# Task statement
Are you able to retype all the records below exactly?

# Records for this task
* begin *

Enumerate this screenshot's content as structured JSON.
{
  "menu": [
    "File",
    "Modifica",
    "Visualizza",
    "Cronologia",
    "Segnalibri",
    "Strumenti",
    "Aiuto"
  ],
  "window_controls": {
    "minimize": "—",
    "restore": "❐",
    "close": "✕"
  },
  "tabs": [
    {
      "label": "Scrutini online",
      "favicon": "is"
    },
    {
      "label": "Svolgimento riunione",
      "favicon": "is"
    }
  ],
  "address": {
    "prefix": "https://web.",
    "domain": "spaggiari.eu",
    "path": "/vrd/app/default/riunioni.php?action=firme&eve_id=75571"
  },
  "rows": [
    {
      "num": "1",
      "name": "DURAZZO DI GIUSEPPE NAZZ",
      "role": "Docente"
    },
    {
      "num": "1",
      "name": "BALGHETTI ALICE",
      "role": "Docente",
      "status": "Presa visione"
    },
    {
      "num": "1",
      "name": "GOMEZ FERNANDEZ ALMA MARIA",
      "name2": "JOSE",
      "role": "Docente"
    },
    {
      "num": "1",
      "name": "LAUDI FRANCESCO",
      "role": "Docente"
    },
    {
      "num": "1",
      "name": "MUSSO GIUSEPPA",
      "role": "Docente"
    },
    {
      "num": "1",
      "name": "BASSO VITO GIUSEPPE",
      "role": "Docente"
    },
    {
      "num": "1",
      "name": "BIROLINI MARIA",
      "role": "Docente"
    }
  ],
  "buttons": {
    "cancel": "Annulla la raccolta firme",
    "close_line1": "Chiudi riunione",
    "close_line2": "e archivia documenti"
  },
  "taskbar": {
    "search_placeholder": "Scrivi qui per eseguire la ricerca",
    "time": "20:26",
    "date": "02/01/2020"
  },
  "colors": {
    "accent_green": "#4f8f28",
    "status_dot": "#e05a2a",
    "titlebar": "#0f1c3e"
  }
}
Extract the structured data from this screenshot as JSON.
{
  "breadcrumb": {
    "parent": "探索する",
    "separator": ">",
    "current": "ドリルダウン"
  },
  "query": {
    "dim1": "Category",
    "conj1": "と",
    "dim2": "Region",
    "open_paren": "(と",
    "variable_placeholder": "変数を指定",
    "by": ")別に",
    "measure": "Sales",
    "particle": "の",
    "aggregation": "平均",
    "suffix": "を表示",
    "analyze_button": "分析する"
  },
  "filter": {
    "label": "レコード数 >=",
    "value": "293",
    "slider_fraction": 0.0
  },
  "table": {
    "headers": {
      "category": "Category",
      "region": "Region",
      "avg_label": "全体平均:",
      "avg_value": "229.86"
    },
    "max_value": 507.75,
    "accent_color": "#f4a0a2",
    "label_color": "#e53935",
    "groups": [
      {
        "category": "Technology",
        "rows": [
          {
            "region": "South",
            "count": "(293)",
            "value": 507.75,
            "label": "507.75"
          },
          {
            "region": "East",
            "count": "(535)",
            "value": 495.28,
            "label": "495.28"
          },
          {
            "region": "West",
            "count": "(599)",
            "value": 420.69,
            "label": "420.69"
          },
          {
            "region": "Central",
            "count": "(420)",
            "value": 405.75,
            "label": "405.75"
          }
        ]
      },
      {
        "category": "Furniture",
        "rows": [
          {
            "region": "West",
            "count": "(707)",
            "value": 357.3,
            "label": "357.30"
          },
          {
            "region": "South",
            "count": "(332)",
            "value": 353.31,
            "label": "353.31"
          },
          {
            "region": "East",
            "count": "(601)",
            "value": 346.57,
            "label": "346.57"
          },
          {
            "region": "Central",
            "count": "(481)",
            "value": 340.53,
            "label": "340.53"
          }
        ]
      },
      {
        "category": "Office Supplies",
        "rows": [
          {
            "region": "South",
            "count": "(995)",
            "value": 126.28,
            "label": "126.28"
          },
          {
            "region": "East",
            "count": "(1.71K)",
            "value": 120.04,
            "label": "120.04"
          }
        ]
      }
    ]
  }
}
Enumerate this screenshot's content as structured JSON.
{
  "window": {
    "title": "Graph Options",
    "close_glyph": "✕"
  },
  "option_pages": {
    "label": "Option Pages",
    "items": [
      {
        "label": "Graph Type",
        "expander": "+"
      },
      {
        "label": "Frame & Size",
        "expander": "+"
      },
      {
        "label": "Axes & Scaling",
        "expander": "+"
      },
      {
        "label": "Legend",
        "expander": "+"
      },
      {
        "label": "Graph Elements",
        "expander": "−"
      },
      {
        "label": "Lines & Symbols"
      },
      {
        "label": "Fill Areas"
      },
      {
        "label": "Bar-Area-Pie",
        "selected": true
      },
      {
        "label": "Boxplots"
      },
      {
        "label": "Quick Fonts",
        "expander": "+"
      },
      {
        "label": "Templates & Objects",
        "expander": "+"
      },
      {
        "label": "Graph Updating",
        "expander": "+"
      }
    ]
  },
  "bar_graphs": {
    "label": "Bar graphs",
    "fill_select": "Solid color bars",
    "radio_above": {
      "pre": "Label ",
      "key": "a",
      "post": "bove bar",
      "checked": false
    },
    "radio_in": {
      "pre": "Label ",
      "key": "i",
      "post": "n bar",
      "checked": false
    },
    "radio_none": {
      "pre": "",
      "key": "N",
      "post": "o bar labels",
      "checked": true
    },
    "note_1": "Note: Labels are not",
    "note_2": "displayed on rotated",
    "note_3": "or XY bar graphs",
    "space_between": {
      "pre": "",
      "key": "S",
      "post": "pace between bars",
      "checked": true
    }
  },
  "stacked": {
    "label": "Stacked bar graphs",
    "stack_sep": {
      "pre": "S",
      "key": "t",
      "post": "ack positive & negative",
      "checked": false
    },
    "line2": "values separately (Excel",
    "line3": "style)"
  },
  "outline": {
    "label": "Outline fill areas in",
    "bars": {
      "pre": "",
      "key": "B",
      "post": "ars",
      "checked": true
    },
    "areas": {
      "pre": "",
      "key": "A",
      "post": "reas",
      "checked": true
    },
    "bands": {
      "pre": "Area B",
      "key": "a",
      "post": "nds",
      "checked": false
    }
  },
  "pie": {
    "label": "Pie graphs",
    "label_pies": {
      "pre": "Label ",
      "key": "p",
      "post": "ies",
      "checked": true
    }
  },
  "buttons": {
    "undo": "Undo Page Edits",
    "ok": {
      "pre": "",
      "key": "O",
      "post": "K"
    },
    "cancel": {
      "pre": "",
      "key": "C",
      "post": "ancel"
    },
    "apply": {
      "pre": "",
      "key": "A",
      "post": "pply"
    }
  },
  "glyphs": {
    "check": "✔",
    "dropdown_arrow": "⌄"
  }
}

* end *

# Correct result
Enumerate this screenshot's content as structured JSON.
{
  "menu": [
    "File",
    "Modifica",
    "Visualizza",
    "Cronologia",
    "Segnalibri",
    "Strumenti",
    "Aiuto"
  ],
  "window_controls": {
    "minimize": "—",
    "restore": "❐",
    "close": "✕"
  },
  "tabs": [
    {
      "label": "Scrutini online",
      "favicon": "is"
    },
    {
      "label": "Svolgimento riunione",
      "favicon": "is"
    }
  ],
  "address": {
    "prefix": "https://web.",
    "domain": "spaggiari.eu",
    "path": "/vrd/app/default/riunioni.php?action=firme&eve_id=75571"
  },
  "rows": [
    {
      "num": "1",
      "name": "DURAZZO DI GIUSEPPE NAZZ",
      "role": "Docente"
    },
    {
      "num": "1",
      "name": "BALGHETTI ALICE",
      "role": "Docente",
      "status": "Presa visione"
    },
    {
      "num": "1",
      "name": "GOMEZ FERNANDEZ ALMA MARIA",
      "name2": "JOSE",
      "role": "Docente"
    },
    {
      "num": "1",
      "name": "LAUDI FRANCESCO",
      "role": "Docente"
    },
    {
      "num": "1",
      "name": "MUSSO GIUSEPPA",
      "role": "Docente"
    },
    {
      "num": "1",
      "name": "BASSO VITO GIUSEPPE",
      "role": "Docente"
    },
    {
      "num": "1",
      "name": "BIROLINI MARIA",
      "role": "Docente"
    }
  ],
  "buttons": {
    "cancel": "Annulla la raccolta firme",
    "close_line1": "Chiudi riunione",
    "close_line2": "e archivia documenti"
  },
  "taskbar": {
    "search_placeholder": "Scrivi qui per eseguire la ricerca",
    "time": "20:26",
    "date": "02/01/2020"
  },
  "colors": {
    "accent_green": "#4f8f28",
    "status_dot": "#e05a2a",
    "titlebar": "#0f1c3e"
  }
}
Extract the structured data from this screenshot as JSON.
{
  "breadcrumb": {
    "parent": "探索する",
    "separator": ">",
    "current": "ドリルダウン"
  },
  "query": {
    "dim1": "Category",
    "conj1": "と",
    "dim2": "Region",
    "open_paren": "(と",
    "variable_placeholder": "変数を指定",
    "by": ")別に",
    "measure": "Sales",
    "particle": "の",
    "aggregation": "平均",
    "suffix": "を表示",
    "analyze_button": "分析する"
  },
  "filter": {
    "label": "レコード数 >=",
    "value": "293",
    "slider_fraction": 0.0
  },
  "table": {
    "headers": {
      "category": "Category",
      "region": "Region",
      "avg_label": "全体平均:",
      "avg_value": "229.86"
    },
    "max_value": 507.75,
    "accent_color": "#f4a0a2",
    "label_color": "#e53935",
    "groups": [
      {
        "category": "Technology",
        "rows": [
          {
            "region": "South",
            "count": "(293)",
            "value": 507.75,
            "label": "507.75"
          },
          {
            "region": "East",
            "count": "(535)",
            "value": 495.28,
            "label": "495.28"
          },
          {
            "region": "West",
            "count": "(599)",
            "value": 420.69,
            "label": "420.69"
          },
          {
            "region": "Central",
            "count": "(420)",
            "value": 405.75,
            "label": "405.75"
          }
        ]
      },
      {
        "category": "Furniture",
        "rows": [
          {
            "region": "West",
            "count": "(707)",
            "value": 357.3,
            "label": "357.30"
          },
          {
            "region": "South",
            "count": "(332)",
            "value": 353.31,
            "label": "353.31"
          },
          {
            "region": "East",
            "count": "(601)",
            "value": 346.57,
            "label": "346.57"
          },
          {
            "region": "Central",
            "count": "(481)",
            "value": 340.53,
            "label": "340.53"
          }
        ]
      },
      {
        "category": "Office Supplies",
        "rows": [
          {
            "region": "South",
            "count": "(995)",
            "value": 126.28,
            "label": "126.28"
          },
          {
            "region": "East",
            "count": "(1.71K)",
            "value": 120.04,
            "label": "120.04"
          }
        ]
      }
    ]
  }
}
Enumerate this screenshot's content as structured JSON.
{
  "window": {
    "title": "Graph Options",
    "close_glyph": "✕"
  },
  "option_pages": {
    "label": "Option Pages",
    "items": [
      {
        "label": "Graph Type",
        "expander": "+"
      },
      {
        "label": "Frame & Size",
        "expander": "+"
      },
      {
        "label": "Axes & Scaling",
        "expander": "+"
      },
      {
        "label": "Legend",
        "expander": "+"
      },
      {
        "label": "Graph Elements",
        "expander": "−"
      },
      {
        "label": "Lines & Symbols"
      },
      {
        "label": "Fill Areas"
      },
      {
        "label": "Bar-Area-Pie",
        "selected": true
      },
      {
        "label": "Boxplots"
      },
      {
        "label": "Quick Fonts",
        "expander": "+"
      },
      {
        "label": "Templates & Objects",
        "expander": "+"
      },
      {
        "label": "Graph Updating",
        "expander": "+"
      }
    ]
  },
  "bar_graphs": {
    "label": "Bar graphs",
    "fill_select": "Solid color bars",
    "radio_above": {
      "pre": "Label ",
      "key": "a",
      "post": "bove bar",
      "checked": false
    },
    "radio_in": {
      "pre": "Label ",
      "key": "i",
      "post": "n bar",
      "checked": false
    },
    "radio_none": {
      "pre": "",
      "key": "N",
      "post": "o bar labels",
      "checked": true
    },
    "note_1": "Note: Labels are not",
    "note_2": "displayed on rotated",
    "note_3": "or XY bar graphs",
    "space_between": {
      "pre": "",
      "key": "S",
      "post": "pace between bars",
      "checked": true
    }
  },
  "stacked": {
    "label": "Stacked bar graphs",
    "stack_sep": {
      "pre": "S",
      "key": "t",
      "post": "ack positive & negative",
      "checked": false
    },
    "line2": "values separately (Excel",
    "line3": "style)"
  },
  "outline": {
    "label": "Outline fill areas in",
    "bars": {
      "pre": "",
      "key": "B",
      "post": "ars",
      "checked": true
    },
    "areas": {
      "pre": "",
      "key": "A",
      "post": "reas",
      "checked": true
    },
    "bands": {
      "pre": "Area B",
      "key": "a",
      "post": "nds",
      "checked": false
    }
  },
  "pie": {
    "label": "Pie graphs",
    "label_pies": {
      "pre": "Label ",
      "key": "p",
      "post": "ies",
      "checked": true
    }
  },
  "buttons": {
    "undo": "Undo Page Edits",
    "ok": {
      "pre": "",
      "key": "O",
      "post": "K"
    },
    "cancel": {
      "pre": "",
      "key": "C",
      "post": "ancel"
    },
    "apply": {
      "pre": "",
      "key": "A",
      "post": "pply"
    }
  },
  "glyphs": {
    "check": "✔",
    "dropdown_arrow": "⌄"
  }
}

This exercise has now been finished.